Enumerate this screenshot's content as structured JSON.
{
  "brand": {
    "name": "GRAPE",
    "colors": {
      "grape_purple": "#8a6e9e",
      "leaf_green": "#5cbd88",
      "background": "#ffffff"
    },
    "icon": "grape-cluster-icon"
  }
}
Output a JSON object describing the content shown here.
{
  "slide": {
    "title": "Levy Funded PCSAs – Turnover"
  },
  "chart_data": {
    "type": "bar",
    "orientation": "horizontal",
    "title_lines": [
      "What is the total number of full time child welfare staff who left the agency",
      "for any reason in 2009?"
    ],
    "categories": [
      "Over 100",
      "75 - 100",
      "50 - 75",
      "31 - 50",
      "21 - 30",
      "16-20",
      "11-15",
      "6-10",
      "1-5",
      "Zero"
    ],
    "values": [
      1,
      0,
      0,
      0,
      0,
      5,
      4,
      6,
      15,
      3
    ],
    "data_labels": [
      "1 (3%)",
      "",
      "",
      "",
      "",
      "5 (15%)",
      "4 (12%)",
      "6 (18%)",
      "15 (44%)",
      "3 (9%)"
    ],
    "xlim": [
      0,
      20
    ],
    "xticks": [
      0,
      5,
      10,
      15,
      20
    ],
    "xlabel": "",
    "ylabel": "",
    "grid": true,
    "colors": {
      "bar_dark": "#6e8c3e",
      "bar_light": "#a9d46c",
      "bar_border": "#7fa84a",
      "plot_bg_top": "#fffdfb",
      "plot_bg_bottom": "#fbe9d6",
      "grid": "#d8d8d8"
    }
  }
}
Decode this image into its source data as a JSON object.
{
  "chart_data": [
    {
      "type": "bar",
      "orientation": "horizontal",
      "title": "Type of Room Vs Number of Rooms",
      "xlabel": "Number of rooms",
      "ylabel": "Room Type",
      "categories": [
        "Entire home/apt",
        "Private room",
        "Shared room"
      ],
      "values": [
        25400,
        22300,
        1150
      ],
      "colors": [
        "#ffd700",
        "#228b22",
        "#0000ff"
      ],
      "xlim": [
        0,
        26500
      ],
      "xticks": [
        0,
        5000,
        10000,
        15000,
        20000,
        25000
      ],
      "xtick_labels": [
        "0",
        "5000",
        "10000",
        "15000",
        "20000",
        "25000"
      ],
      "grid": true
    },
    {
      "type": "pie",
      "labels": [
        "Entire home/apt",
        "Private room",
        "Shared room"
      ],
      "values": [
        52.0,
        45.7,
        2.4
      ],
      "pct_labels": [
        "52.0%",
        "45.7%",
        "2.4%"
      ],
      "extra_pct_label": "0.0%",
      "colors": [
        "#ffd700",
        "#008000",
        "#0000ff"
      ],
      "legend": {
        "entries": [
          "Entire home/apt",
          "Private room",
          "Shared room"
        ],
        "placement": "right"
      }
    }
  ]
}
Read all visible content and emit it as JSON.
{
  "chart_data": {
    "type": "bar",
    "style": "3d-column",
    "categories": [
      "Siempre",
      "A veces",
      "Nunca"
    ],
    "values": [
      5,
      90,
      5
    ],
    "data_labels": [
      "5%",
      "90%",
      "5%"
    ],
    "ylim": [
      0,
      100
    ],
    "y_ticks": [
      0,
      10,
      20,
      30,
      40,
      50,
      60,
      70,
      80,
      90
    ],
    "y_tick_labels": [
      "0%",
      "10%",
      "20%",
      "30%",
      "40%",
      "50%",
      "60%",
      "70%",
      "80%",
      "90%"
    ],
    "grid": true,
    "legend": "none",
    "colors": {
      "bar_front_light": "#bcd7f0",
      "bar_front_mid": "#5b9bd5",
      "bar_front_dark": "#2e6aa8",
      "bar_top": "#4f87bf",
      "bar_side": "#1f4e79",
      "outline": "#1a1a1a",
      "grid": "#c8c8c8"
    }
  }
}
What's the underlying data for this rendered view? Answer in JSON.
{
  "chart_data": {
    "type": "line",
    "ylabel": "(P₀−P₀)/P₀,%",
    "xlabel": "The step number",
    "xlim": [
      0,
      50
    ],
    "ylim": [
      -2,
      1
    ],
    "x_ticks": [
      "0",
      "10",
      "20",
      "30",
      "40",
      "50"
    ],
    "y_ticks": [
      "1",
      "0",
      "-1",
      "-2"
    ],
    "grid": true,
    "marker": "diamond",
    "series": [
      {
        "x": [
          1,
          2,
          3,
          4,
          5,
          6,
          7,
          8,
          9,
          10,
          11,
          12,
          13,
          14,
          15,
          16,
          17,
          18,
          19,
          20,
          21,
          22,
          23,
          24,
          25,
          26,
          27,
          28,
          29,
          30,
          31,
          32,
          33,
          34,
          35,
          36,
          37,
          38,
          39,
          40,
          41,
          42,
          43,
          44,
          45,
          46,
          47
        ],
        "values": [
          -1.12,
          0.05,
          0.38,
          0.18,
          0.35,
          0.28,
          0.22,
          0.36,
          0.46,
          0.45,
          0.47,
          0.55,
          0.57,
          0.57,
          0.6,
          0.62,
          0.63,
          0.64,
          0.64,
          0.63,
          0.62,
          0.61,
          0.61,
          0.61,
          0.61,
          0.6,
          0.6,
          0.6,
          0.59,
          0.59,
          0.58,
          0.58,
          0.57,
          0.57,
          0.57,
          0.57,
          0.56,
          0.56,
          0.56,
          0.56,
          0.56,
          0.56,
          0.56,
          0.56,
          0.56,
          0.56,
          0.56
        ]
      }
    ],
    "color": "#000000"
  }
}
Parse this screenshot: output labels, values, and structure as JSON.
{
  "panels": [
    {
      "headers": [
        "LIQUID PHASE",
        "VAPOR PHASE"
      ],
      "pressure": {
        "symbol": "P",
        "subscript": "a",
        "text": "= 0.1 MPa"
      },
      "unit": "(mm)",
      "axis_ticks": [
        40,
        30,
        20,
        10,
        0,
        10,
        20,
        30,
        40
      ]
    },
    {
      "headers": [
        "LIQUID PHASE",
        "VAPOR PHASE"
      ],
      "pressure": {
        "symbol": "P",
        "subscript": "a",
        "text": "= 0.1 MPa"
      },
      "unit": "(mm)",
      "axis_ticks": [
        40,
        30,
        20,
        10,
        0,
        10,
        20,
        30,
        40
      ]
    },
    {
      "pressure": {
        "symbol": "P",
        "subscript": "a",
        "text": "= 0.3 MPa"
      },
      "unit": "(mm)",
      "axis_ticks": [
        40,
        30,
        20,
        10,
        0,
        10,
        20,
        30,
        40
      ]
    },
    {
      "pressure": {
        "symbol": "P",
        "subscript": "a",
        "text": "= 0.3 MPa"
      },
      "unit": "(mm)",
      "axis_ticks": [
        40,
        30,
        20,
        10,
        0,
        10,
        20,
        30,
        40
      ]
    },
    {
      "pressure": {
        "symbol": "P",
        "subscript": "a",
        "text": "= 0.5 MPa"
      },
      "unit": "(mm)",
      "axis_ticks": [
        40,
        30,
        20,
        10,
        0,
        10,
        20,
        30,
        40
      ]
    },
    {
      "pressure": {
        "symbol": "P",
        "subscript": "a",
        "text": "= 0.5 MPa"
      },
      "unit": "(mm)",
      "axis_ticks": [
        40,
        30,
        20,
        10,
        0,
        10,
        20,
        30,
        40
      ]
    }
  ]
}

> _Required work_
Return the whole listing exactly, with every line included.

> _Final result_
Enumerate this screenshot's content as structured JSON.
{
  "brand": {
    "name": "GRAPE",
    "colors": {
      "grape_purple": "#8a6e9e",
      "leaf_green": "#5cbd88",
      "background": "#ffffff"
    },
    "icon": "grape-cluster-icon"
  }
}
Output a JSON object describing the content shown here.
{
  "slide": {
    "title": "Levy Funded PCSAs – Turnover"
  },
  "chart_data": {
    "type": "bar",
    "orientation": "horizontal",
    "title_lines": [
      "What is the total number of full time child welfare staff who left the agency",
      "for any reason in 2009?"
    ],
    "categories": [
      "Over 100",
      "75 - 100",
      "50 - 75",
      "31 - 50",
      "21 - 30",
      "16-20",
      "11-15",
      "6-10",
      "1-5",
      "Zero"
    ],
    "values": [
      1,
      0,
      0,
      0,
      0,
      5,
      4,
      6,
      15,
      3
    ],
    "data_labels": [
      "1 (3%)",
      "",
      "",
      "",
      "",
      "5 (15%)",
      "4 (12%)",
      "6 (18%)",
      "15 (44%)",
      "3 (9%)"
    ],
    "xlim": [
      0,
      20
    ],
    "xticks": [
      0,
      5,
      10,
      15,
      20
    ],
    "xlabel": "",
    "ylabel": "",
    "grid": true,
    "colors": {
      "bar_dark": "#6e8c3e",
      "bar_light": "#a9d46c",
      "bar_border": "#7fa84a",
      "plot_bg_top": "#fffdfb",
      "plot_bg_bottom": "#fbe9d6",
      "grid": "#d8d8d8"
    }
  }
}
Decode this image into its source data as a JSON object.
{
  "chart_data": [
    {
      "type": "bar",
      "orientation": "horizontal",
      "title": "Type of Room Vs Number of Rooms",
      "xlabel": "Number of rooms",
      "ylabel": "Room Type",
      "categories": [
        "Entire home/apt",
        "Private room",
        "Shared room"
      ],
      "values": [
        25400,
        22300,
        1150
      ],
      "colors": [
        "#ffd700",
        "#228b22",
        "#0000ff"
      ],
      "xlim": [
        0,
        26500
      ],
      "xticks": [
        0,
        5000,
        10000,
        15000,
        20000,
        25000
      ],
      "xtick_labels": [
        "0",
        "5000",
        "10000",
        "15000",
        "20000",
        "25000"
      ],
      "grid": true
    },
    {
      "type": "pie",
      "labels": [
        "Entire home/apt",
        "Private room",
        "Shared room"
      ],
      "values": [
        52.0,
        45.7,
        2.4
      ],
      "pct_labels": [
        "52.0%",
        "45.7%",
        "2.4%"
      ],
      "extra_pct_label": "0.0%",
      "colors": [
        "#ffd700",
        "#008000",
        "#0000ff"
      ],
      "legend": {
        "entries": [
          "Entire home/apt",
          "Private room",
          "Shared room"
        ],
        "placement": "right"
      }
    }
  ]
}
Read all visible content and emit it as JSON.
{
  "chart_data": {
    "type": "bar",
    "style": "3d-column",
    "categories": [
      "Siempre",
      "A veces",
      "Nunca"
    ],
    "values": [
      5,
      90,
      5
    ],
    "data_labels": [
      "5%",
      "90%",
      "5%"
    ],
    "ylim": [
      0,
      100
    ],
    "y_ticks": [
      0,
      10,
      20,
      30,
      40,
      50,
      60,
      70,
      80,
      90
    ],
    "y_tick_labels": [
      "0%",
      "10%",
      "20%",
      "30%",
      "40%",
      "50%",
      "60%",
      "70%",
      "80%",
      "90%"
    ],
    "grid": true,
    "legend": "none",
    "colors": {
      "bar_front_light": "#bcd7f0",
      "bar_front_mid": "#5b9bd5",
      "bar_front_dark": "#2e6aa8",
      "bar_top": "#4f87bf",
      "bar_side": "#1f4e79",
      "outline": "#1a1a1a",
      "grid": "#c8c8c8"
    }
  }
}
What's the underlying data for this rendered view? Answer in JSON.
{
  "chart_data": {
    "type": "line",
    "ylabel": "(P₀−P₀)/P₀,%",
    "xlabel": "The step number",
    "xlim": [
      0,
      50
    ],
    "ylim": [
      -2,
      1
    ],
    "x_ticks": [
      "0",
      "10",
      "20",
      "30",
      "40",
      "50"
    ],
    "y_ticks": [
      "1",
      "0",
      "-1",
      "-2"
    ],
    "grid": true,
    "marker": "diamond",
    "series": [
      {
        "x": [
          1,
          2,
          3,
          4,
          5,
          6,
          7,
          8,
          9,
          10,
          11,
          12,
          13,
          14,
          15,
          16,
          17,
          18,
          19,
          20,
          21,
          22,
          23,
          24,
          25,
          26,
          27,
          28,
          29,
          30,
          31,
          32,
          33,
          34,
          35,
          36,
          37,
          38,
          39,
          40,
          41,
          42,
          43,
          44,
          45,
          46,
          47
        ],
        "values": [
          -1.12,
          0.05,
          0.38,
          0.18,
          0.35,
          0.28,
          0.22,
          0.36,
          0.46,
          0.45,
          0.47,
          0.55,
          0.57,
          0.57,
          0.6,
          0.62,
          0.63,
          0.64,
          0.64,
          0.63,
          0.62,
          0.61,
          0.61,
          0.61,
          0.61,
          0.6,
          0.6,
          0.6,
          0.59,
          0.59,
          0.58,
          0.58,
          0.57,
          0.57,
          0.57,
          0.57,
          0.56,
          0.56,
          0.56,
          0.56,
          0.56,
          0.56,
          0.56,
          0.56,
          0.56,
          0.56,
          0.56
        ]
      }
    ],
    "color": "#000000"
  }
}
Parse this screenshot: output labels, values, and structure as JSON.
{
  "panels": [
    {
      "headers": [
        "LIQUID PHASE",
        "VAPOR PHASE"
      ],
      "pressure": {
        "symbol": "P",
        "subscript": "a",
        "text": "= 0.1 MPa"
      },
      "unit": "(mm)",
      "axis_ticks": [
        40,
        30,
        20,
        10,
        0,
        10,
        20,
        30,
        40
      ]
    },
    {
      "headers": [
        "LIQUID PHASE",
        "VAPOR PHASE"
      ],
      "pressure": {
        "symbol": "P",
        "subscript": "a",
        "text": "= 0.1 MPa"
      },
      "unit": "(mm)",
      "axis_ticks": [
        40,
        30,
        20,
        10,
        0,
        10,
        20,
        30,
        40
      ]
    },
    {
      "pressure": {
        "symbol": "P",
        "subscript": "a",
        "text": "= 0.3 MPa"
      },
      "unit": "(mm)",
      "axis_ticks": [
        40,
        30,
        20,
        10,
        0,
        10,
        20,
        30,
        40
      ]
    },
    {
      "pressure": {
        "symbol": "P",
        "subscript": "a",
        "text": "= 0.3 MPa"
      },
      "unit": "(mm)",
      "axis_ticks": [
        40,
        30,
        20,
        10,
        0,
        10,
        20,
        30,
        40
      ]
    },
    {
      "pressure": {
        "symbol": "P",
        "subscript": "a",
        "text": "= 0.5 MPa"
      },
      "unit": "(mm)",
      "axis_ticks": [
        40,
        30,
        20,
        10,
        0,
        10,
        20,
        30,
        40
      ]
    },
    {
      "pressure": {
        "symbol": "P",
        "subscript": "a",
        "text": "= 0.5 MPa"
      },
      "unit": "(mm)",
      "axis_ticks": [
        40,
        30,
        20,
        10,
        0,
        10,
        20,
        30,
        40
      ]
    }
  ]
}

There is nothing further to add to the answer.